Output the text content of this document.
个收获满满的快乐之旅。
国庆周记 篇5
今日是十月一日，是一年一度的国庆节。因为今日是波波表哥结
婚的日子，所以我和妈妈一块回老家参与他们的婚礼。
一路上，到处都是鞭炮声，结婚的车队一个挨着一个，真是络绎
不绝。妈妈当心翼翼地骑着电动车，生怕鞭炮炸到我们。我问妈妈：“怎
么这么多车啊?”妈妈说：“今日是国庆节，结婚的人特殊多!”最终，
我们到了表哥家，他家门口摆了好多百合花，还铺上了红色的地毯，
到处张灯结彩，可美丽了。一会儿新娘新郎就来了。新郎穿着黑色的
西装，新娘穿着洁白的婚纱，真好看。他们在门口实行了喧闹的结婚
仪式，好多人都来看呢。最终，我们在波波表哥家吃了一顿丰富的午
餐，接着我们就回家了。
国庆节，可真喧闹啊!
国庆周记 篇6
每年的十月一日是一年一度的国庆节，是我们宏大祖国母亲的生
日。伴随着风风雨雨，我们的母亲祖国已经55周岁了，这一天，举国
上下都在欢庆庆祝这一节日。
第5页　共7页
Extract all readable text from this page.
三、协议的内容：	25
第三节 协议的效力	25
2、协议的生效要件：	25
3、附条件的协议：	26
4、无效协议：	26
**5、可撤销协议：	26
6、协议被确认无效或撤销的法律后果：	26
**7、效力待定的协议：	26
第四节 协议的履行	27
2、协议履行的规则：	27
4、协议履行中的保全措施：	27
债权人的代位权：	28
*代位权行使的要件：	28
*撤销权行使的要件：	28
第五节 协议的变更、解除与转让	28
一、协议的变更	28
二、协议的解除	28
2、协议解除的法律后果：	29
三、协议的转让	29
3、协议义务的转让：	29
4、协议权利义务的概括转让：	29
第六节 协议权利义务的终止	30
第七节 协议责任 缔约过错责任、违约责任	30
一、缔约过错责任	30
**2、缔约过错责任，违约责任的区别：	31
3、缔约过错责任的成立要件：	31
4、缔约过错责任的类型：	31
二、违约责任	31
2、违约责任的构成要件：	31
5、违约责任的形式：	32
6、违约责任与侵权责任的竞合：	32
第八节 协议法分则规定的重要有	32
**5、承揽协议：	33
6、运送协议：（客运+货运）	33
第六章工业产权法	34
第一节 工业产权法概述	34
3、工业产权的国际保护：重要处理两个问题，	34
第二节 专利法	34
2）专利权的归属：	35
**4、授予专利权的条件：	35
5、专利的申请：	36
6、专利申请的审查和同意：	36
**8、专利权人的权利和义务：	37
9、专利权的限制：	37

************

### [What you are asked to do]
Write out all the data again, exactly as it appears.

### [Response to this exercise]
Output the text content of this document.
个收获满满的快乐之旅。
国庆周记 篇5
今日是十月一日，是一年一度的国庆节。因为今日是波波表哥结
婚的日子，所以我和妈妈一块回老家参与他们的婚礼。
一路上，到处都是鞭炮声，结婚的车队一个挨着一个，真是络绎
不绝。妈妈当心翼翼地骑着电动车，生怕鞭炮炸到我们。我问妈妈：“怎
么这么多车啊?”妈妈说：“今日是国庆节，结婚的人特殊多!”最终，
我们到了表哥家，他家门口摆了好多百合花，还铺上了红色的地毯，
到处张灯结彩，可美丽了。一会儿新娘新郎就来了。新郎穿着黑色的
西装，新娘穿着洁白的婚纱，真好看。他们在门口实行了喧闹的结婚
仪式，好多人都来看呢。最终，我们在波波表哥家吃了一顿丰富的午
餐，接着我们就回家了。
国庆节，可真喧闹啊!
国庆周记 篇6
每年的十月一日是一年一度的国庆节，是我们宏大祖国母亲的生
日。伴随着风风雨雨，我们的母亲祖国已经55周岁了，这一天，举国
上下都在欢庆庆祝这一节日。
第5页　共7页
Extract all readable text from this page.
三、协议的内容：	25
第三节 协议的效力	25
2、协议的生效要件：	25
3、附条件的协议：	26
4、无效协议：	26
**5、可撤销协议：	26
6、协议被确认无效或撤销的法律后果：	26
**7、效力待定的协议：	26
第四节 协议的履行	27
2、协议履行的规则：	27
4、协议履行中的保全措施：	27
债权人的代位权：	28
*代位权行使的要件：	28
*撤销权行使的要件：	28
第五节 协议的变更、解除与转让	28
一、协议的变更	28
二、协议的解除	28
2、协议解除的法律后果：	29
三、协议的转让	29
3、协议义务的转让：	29
4、协议权利义务的概括转让：	29
第六节 协议权利义务的终止	30
第七节 协议责任 缔约过错责任、违约责任	30
一、缔约过错责任	30
**2、缔约过错责任，违约责任的区别：	31
3、缔约过错责任的成立要件：	31
4、缔约过错责任的类型：	31
二、违约责任	31
2、违约责任的构成要件：	31
5、违约责任的形式：	32
6、违约责任与侵权责任的竞合：	32
第八节 协议法分则规定的重要有	32
**5、承揽协议：	33
6、运送协议：（客运+货运）	33
第六章工业产权法	34
第一节 工业产权法概述	34
3、工业产权的国际保护：重要处理两个问题，	34
第二节 专利法	34
2）专利权的归属：	35
**4、授予专利权的条件：	35
5、专利的申请：	36
6、专利申请的审查和同意：	36
**8、专利权人的权利和义务：	37
9、专利权的限制：	37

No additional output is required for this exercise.